- **BRIEF**:
Where a line of the listing below includes the word "каждого", reproduce that line.
══════════
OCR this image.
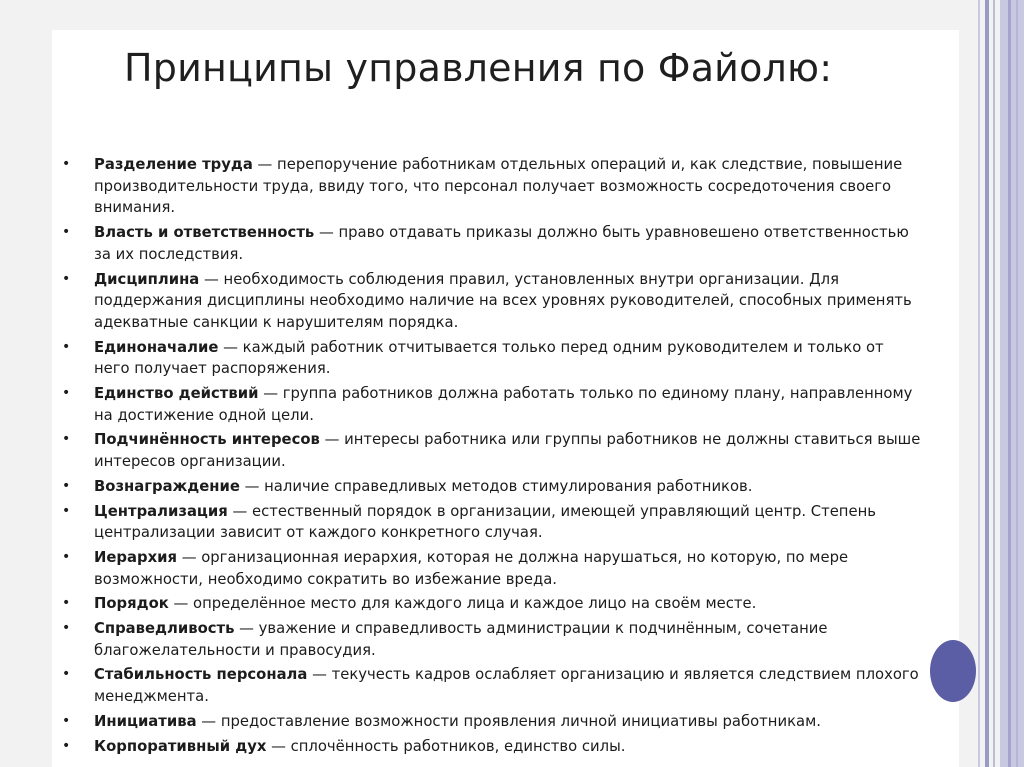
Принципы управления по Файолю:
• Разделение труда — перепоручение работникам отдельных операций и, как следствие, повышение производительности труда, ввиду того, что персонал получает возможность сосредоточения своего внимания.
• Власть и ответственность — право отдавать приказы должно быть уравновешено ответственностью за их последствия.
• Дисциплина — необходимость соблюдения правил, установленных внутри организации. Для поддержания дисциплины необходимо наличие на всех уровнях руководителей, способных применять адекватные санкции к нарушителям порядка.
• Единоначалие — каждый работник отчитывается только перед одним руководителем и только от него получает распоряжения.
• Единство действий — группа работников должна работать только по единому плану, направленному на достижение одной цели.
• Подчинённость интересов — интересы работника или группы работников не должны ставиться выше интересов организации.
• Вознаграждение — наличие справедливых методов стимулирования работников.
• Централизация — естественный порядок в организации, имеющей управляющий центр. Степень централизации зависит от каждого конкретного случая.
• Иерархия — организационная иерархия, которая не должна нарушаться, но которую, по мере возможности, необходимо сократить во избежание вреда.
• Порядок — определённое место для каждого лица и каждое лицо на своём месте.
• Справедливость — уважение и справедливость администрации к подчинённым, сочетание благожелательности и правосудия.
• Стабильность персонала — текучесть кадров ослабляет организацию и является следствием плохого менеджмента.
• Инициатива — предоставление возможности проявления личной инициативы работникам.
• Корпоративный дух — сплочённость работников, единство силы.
══════════
- **EXERCISE SOLUTION**:
• Централизация — естественный порядок в организации, имеющей управляющий центр. Степень централизации зависит от каждого конкретного случая.
• Порядок — определённое место для каждого лица и каждое лицо на своём месте.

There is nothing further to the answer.